**What is expected:**
Of the lines in the data below, count the ones holding the string "REGULATORY", and answer with that number only.

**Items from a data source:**
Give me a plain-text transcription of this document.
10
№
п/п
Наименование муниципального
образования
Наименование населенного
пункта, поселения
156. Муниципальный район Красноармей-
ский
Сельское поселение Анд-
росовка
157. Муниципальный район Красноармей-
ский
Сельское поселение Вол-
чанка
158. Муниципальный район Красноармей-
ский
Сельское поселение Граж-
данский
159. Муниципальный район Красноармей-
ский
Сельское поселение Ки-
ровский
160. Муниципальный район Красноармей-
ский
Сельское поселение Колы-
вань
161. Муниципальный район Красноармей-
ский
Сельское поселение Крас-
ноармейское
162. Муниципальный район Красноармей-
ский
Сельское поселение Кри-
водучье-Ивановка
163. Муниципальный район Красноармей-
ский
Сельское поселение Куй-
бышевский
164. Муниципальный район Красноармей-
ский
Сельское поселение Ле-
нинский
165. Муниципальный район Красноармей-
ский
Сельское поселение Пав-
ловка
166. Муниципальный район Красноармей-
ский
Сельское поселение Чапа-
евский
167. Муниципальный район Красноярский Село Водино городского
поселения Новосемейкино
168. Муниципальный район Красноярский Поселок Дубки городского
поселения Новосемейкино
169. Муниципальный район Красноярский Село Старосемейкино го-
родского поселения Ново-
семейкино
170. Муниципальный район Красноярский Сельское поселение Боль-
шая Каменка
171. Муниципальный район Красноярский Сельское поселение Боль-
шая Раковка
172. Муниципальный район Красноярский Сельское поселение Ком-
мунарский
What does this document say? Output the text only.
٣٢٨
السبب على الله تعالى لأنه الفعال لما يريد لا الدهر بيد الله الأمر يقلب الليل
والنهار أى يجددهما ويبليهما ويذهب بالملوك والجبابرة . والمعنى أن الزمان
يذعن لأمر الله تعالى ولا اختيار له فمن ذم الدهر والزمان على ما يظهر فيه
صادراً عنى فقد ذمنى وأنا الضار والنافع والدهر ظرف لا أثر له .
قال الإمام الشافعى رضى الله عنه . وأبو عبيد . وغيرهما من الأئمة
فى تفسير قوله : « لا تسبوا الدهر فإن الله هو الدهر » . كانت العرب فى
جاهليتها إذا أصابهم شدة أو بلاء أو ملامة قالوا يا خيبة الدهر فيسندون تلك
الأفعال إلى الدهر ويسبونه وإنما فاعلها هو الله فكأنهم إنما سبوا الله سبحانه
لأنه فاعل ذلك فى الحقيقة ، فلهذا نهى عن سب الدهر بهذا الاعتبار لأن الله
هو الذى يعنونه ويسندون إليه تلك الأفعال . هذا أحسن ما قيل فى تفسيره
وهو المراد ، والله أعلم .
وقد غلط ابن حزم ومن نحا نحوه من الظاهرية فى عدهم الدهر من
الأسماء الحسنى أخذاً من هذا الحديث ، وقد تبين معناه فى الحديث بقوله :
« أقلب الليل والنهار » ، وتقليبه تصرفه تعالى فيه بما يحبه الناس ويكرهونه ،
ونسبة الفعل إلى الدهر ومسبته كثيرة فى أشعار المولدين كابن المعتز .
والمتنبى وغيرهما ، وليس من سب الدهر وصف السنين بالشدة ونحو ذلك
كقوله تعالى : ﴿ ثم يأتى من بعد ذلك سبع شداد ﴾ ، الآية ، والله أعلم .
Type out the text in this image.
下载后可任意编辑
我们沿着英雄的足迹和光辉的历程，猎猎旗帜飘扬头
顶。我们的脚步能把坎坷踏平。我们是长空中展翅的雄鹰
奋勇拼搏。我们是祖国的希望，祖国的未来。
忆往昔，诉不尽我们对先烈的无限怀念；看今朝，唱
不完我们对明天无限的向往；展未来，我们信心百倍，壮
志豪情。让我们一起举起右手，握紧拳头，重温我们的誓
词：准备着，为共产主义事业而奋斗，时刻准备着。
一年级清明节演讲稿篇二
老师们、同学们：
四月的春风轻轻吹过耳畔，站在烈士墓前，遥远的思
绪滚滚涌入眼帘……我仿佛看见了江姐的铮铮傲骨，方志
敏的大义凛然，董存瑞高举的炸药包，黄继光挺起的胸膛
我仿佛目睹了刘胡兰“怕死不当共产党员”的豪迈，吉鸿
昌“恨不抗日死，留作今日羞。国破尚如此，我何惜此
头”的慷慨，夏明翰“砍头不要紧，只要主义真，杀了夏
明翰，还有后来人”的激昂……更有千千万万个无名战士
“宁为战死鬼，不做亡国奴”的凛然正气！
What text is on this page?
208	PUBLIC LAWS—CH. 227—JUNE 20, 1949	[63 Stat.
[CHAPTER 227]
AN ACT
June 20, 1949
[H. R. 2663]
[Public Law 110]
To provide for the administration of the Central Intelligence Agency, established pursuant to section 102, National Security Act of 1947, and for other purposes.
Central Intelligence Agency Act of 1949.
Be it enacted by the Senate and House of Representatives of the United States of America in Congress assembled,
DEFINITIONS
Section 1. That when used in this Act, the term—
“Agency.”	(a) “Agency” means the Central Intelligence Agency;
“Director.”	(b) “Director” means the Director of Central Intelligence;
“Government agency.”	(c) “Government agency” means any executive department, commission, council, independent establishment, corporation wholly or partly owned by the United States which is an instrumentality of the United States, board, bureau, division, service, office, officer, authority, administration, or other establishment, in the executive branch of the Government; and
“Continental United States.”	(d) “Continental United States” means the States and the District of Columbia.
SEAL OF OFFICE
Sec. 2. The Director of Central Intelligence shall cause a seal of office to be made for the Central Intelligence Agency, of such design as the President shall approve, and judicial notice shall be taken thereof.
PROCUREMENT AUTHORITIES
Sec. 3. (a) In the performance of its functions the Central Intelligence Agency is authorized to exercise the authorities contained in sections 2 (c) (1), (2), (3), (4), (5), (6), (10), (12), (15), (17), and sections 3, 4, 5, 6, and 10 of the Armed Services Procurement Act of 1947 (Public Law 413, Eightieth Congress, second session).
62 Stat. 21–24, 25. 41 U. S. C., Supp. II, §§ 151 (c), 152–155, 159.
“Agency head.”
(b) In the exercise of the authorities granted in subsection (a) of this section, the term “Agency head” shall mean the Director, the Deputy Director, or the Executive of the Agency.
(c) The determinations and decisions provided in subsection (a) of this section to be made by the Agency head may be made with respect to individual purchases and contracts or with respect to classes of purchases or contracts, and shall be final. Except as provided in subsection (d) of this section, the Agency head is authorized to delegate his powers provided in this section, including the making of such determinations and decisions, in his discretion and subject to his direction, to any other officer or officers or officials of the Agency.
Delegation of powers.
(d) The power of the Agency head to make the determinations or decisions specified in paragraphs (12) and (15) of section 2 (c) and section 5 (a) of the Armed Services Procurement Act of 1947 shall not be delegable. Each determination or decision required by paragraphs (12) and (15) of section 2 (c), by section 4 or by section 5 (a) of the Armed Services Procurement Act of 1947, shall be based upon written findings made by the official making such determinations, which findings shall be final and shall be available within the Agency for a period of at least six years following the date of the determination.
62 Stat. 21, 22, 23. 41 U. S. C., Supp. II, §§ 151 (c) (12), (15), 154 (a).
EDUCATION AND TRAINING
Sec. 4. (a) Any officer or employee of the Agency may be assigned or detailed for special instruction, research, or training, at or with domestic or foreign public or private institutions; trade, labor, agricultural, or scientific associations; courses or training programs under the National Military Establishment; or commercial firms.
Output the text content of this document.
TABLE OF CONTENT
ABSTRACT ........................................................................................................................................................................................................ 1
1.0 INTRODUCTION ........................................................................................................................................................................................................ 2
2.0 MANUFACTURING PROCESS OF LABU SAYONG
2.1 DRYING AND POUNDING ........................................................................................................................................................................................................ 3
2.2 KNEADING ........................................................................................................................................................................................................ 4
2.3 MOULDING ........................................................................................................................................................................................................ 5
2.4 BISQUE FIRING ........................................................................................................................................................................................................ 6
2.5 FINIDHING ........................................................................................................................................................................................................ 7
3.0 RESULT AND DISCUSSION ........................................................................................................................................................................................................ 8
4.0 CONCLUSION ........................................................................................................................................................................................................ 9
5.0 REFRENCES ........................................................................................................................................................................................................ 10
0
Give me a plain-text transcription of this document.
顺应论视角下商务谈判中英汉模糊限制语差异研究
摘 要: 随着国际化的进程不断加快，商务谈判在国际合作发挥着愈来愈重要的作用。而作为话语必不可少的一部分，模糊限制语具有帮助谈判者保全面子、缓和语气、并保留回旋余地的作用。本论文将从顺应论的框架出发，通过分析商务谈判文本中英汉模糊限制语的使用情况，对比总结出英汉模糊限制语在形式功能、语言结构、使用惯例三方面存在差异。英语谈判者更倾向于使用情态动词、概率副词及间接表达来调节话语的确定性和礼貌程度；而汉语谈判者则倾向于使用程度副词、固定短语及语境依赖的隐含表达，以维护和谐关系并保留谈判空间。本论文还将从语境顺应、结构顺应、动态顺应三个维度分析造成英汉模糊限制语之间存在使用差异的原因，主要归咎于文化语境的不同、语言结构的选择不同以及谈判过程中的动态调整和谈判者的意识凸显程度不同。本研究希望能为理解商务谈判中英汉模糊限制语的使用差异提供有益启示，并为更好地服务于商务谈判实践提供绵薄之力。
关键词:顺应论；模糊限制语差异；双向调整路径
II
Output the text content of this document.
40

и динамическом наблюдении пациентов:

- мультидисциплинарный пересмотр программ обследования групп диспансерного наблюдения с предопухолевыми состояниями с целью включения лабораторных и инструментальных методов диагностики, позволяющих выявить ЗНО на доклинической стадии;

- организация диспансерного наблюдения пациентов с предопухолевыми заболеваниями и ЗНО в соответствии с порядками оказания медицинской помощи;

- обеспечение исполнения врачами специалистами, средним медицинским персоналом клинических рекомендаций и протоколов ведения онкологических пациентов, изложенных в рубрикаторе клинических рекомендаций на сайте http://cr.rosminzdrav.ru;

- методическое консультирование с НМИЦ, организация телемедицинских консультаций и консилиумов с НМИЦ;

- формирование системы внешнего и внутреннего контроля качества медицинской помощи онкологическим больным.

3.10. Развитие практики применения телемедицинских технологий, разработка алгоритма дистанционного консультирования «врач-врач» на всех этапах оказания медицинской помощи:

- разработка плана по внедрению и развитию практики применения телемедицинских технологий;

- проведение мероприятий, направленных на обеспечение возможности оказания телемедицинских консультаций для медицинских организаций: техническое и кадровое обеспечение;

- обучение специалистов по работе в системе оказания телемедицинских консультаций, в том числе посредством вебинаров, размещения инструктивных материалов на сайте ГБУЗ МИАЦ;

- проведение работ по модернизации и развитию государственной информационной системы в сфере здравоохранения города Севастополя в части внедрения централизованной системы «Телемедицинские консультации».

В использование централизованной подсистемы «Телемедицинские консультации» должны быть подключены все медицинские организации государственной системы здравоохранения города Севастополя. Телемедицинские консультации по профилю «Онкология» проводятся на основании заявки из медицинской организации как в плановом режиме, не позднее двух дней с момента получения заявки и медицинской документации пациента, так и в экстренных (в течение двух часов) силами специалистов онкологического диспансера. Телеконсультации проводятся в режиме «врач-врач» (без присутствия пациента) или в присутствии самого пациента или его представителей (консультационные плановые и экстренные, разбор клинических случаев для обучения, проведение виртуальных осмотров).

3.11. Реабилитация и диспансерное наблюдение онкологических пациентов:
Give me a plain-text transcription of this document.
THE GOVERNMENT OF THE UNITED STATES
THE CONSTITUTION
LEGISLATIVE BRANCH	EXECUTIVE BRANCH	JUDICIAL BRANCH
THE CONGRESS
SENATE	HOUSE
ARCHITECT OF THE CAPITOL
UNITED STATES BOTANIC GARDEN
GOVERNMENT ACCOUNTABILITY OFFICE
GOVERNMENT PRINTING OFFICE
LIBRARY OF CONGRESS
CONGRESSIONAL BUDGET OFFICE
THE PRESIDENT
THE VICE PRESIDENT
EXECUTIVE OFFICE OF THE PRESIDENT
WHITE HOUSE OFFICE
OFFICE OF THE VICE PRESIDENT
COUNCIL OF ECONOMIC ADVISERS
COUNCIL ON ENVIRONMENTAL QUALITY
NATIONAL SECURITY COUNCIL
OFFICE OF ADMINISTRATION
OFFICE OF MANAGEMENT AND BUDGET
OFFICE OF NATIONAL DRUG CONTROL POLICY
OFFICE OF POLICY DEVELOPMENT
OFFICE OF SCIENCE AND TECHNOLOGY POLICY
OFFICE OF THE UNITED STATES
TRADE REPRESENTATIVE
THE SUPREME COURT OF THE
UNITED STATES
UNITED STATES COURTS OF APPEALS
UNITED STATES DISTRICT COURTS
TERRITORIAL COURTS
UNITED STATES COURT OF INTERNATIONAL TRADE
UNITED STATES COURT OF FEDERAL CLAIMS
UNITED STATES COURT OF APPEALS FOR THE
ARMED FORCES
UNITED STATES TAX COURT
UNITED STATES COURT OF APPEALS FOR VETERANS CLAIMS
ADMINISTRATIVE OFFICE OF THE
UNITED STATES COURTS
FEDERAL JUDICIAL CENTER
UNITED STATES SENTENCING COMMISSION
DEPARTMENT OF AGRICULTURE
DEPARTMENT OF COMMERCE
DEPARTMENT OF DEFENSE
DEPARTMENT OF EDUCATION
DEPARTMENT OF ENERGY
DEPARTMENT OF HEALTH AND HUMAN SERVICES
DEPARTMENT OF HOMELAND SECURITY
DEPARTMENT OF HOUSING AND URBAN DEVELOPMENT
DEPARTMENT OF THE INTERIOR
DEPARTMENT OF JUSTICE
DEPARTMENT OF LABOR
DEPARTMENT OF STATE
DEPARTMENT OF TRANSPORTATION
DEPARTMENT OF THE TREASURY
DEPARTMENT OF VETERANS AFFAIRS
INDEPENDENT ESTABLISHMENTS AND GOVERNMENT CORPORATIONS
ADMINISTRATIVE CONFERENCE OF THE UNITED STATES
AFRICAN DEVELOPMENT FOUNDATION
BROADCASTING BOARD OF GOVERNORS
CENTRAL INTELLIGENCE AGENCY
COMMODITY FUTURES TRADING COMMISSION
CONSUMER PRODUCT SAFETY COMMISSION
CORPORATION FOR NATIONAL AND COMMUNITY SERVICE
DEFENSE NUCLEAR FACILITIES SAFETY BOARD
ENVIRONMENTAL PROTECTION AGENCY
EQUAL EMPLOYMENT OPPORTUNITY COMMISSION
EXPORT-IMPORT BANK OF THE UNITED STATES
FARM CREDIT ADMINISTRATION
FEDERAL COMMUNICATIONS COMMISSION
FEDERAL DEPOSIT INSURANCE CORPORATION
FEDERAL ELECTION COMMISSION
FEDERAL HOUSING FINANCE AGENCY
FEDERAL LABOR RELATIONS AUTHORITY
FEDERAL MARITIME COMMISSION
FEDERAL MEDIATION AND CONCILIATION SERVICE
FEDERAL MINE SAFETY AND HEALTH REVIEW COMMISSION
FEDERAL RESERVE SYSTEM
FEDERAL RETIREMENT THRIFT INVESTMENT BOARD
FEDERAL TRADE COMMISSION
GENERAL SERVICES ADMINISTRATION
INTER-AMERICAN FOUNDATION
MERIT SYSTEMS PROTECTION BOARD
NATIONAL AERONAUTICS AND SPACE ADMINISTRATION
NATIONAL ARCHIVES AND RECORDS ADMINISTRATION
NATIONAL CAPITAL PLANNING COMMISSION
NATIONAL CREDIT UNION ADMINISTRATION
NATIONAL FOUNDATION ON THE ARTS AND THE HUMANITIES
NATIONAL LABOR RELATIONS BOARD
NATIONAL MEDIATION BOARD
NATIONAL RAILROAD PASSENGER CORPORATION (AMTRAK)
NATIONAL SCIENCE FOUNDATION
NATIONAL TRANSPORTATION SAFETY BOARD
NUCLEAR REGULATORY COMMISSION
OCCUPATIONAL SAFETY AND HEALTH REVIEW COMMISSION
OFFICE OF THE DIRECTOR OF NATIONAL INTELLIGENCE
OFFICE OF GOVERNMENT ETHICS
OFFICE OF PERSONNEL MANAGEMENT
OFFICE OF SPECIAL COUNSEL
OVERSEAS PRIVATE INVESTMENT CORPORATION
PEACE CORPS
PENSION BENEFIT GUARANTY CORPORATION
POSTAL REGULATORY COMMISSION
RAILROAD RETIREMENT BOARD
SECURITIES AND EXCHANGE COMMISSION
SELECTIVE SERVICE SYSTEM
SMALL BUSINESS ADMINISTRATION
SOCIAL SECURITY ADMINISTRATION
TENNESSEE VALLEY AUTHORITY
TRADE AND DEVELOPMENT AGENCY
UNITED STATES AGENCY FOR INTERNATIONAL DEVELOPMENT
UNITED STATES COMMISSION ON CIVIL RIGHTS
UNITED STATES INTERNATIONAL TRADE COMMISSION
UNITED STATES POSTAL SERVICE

**Response:**
2